(Rows from a figure dataset)

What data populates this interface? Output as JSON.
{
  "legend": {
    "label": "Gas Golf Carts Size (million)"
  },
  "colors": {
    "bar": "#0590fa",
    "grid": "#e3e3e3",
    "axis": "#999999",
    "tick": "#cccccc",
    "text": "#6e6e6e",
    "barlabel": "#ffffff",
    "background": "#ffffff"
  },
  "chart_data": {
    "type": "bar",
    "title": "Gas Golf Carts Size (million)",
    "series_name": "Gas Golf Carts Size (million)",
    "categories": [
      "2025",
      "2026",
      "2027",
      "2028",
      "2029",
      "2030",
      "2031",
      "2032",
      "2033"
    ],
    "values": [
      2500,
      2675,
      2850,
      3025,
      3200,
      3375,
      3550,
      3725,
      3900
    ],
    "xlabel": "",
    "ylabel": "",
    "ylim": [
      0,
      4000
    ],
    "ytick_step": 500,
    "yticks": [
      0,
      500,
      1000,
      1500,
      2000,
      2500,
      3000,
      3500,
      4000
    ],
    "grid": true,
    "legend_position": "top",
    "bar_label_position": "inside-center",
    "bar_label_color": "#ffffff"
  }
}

▶ [Required task]: Reproduce each line of the material containing the word "ffffff".

▶ [Answer to this task]:
    "barlabel": "#ffffff",
    "background": "#ffffff"
    "bar_label_color": "#ffffff"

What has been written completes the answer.